- [Доступные данные]:
--------------------------------------------------

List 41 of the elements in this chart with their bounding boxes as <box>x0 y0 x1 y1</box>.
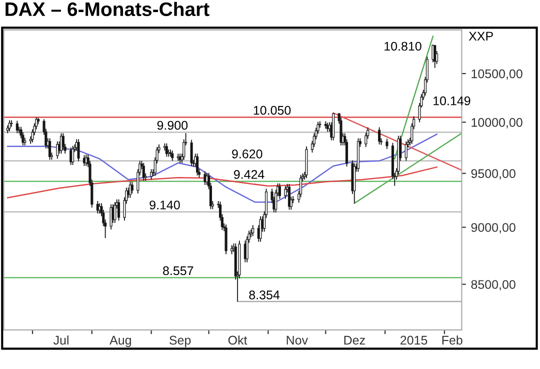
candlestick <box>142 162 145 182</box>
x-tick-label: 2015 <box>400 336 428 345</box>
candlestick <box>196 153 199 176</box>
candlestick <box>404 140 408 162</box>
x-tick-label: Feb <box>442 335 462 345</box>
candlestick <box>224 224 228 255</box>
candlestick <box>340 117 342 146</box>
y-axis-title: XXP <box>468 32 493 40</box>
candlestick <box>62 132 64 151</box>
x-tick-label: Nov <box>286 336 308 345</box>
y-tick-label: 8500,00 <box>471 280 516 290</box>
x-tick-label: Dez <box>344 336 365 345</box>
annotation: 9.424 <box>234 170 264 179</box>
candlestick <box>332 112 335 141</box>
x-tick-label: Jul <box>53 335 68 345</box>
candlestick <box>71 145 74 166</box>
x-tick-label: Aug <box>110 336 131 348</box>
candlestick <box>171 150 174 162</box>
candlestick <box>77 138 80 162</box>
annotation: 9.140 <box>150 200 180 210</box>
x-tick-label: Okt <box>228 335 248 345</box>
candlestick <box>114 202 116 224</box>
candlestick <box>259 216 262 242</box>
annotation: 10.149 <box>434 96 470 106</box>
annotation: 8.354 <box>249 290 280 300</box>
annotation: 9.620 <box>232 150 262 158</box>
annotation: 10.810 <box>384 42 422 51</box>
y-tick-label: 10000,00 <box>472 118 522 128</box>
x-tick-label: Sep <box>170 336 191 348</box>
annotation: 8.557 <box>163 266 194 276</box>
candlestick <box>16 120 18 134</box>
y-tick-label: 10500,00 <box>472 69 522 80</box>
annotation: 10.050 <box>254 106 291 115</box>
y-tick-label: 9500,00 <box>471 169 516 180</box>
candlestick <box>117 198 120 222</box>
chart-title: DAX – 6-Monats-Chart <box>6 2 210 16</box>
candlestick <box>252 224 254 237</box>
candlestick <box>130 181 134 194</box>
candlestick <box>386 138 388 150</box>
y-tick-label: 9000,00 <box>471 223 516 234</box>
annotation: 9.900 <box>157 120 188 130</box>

--------------------------------------------------

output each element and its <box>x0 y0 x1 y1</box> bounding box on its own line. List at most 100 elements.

--------------------------------------------------

Перепишите из листинга без изменений строки от строки с «List 41 of the» до строки с «candlestick <box>259 216 262 242</box>» включительно. Картинки в ответ не включайте.

- [Решение]:
List 41 of the elements in this chart with their bounding boxes as <box>x0 y0 x1 y1</box>.
candlestick <box>142 162 145 182</box>
x-tick-label: 2015 <box>400 336 428 345</box>
candlestick <box>196 153 199 176</box>
candlestick <box>404 140 408 162</box>
x-tick-label: Feb <box>442 335 462 345</box>
candlestick <box>224 224 228 255</box>
candlestick <box>340 117 342 146</box>
y-axis-title: XXP <box>468 32 493 40</box>
candlestick <box>62 132 64 151</box>
x-tick-label: Nov <box>286 336 308 345</box>
y-tick-label: 8500,00 <box>471 280 516 290</box>
x-tick-label: Dez <box>344 336 365 345</box>
annotation: 9.424 <box>234 170 264 179</box>
candlestick <box>332 112 335 141</box>
x-tick-label: Jul <box>53 335 68 345</box>
candlestick <box>71 145 74 166</box>
x-tick-label: Aug <box>110 336 131 348</box>
candlestick <box>171 150 174 162</box>
candlestick <box>77 138 80 162</box>
annotation: 9.140 <box>150 200 180 210</box>
x-tick-label: Okt <box>228 335 248 345</box>
candlestick <box>114 202 116 224</box>
candlestick <box>259 216 262 242</box>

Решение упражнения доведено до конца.